> **Ziel**
Gib alles vom Anfang der Zeilen bis hinunter zu der Zeile mit „time-tick-label: 17 (951, 550, 965, 562)“ einschließlich als Markdown-Tabelle mit den Spalten „Nr“ und „Zeile“ wieder. Leere Zeilen lässt du dabei weg.

> **Rohe Zeilen**
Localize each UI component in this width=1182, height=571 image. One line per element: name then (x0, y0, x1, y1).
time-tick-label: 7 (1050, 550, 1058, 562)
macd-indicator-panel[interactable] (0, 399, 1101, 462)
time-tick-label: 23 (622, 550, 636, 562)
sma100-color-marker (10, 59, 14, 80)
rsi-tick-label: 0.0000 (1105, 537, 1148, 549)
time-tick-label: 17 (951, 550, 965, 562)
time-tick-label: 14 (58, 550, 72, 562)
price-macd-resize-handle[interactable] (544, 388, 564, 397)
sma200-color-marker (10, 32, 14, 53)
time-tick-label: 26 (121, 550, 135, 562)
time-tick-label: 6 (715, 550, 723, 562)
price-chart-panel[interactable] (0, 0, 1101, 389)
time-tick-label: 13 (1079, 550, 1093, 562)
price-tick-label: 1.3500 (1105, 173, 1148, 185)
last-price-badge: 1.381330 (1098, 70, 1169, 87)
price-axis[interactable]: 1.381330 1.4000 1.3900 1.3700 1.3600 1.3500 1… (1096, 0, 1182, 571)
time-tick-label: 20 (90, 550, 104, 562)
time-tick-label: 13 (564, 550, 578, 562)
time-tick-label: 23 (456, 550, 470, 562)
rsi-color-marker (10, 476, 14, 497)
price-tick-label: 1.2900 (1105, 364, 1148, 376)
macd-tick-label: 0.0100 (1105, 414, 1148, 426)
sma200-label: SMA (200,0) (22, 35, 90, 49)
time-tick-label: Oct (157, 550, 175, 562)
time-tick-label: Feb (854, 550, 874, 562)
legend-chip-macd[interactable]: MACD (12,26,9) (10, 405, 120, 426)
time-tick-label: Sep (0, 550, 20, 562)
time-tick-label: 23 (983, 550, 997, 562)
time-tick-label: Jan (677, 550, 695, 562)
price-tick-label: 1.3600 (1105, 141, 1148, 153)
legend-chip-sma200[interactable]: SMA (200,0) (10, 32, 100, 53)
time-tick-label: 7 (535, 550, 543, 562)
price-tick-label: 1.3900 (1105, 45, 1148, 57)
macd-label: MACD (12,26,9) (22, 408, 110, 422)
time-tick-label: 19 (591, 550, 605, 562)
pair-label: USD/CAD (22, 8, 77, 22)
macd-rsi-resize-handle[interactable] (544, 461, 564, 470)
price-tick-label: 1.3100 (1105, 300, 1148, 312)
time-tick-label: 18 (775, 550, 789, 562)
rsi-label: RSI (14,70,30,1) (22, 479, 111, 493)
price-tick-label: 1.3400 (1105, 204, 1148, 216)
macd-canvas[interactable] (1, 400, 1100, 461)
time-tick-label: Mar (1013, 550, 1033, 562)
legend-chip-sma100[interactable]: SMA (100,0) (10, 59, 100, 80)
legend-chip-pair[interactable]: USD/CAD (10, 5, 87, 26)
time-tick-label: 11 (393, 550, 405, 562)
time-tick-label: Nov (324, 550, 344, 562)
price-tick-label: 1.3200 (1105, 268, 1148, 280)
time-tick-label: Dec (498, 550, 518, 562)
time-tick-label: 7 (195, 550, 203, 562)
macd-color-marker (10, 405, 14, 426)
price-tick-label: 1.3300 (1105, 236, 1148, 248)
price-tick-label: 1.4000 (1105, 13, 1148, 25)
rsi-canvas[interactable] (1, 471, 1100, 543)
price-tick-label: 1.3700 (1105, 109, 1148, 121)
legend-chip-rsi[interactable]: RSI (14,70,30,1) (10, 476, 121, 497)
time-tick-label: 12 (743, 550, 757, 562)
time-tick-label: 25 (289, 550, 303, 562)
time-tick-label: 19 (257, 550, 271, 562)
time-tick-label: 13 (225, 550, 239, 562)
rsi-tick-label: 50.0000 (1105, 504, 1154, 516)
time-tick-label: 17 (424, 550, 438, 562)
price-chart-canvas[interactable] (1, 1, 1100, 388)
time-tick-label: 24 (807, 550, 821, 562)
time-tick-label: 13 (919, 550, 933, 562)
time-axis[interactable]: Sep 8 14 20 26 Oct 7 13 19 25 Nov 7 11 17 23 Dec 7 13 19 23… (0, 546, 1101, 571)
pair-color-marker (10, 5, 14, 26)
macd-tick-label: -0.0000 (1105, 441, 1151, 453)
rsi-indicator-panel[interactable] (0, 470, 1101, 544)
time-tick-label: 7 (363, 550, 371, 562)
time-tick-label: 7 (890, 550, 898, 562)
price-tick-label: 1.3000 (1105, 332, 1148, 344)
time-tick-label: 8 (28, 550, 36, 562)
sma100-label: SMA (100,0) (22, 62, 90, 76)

> **Richtiges Ergebnis**
| Nr | Zeile |
|---|---|
| 1 | Localize each UI component in this width=1182, height=571 image. One line per element: name then (x0, y0, x1, y1). |
| 2 | time-tick-label: 7 (1050, 550, 1058, 562) |
| 3 | macd-indicator-panel[interactable] (0, 399, 1101, 462) |
| 4 | time-tick-label: 23 (622, 550, 636, 562) |
| 5 | sma100-color-marker (10, 59, 14, 80) |
| 6 | rsi-tick-label: 0.0000 (1105, 537, 1148, 549) |
| 7 | time-tick-label: 17 (951, 550, 965, 562) |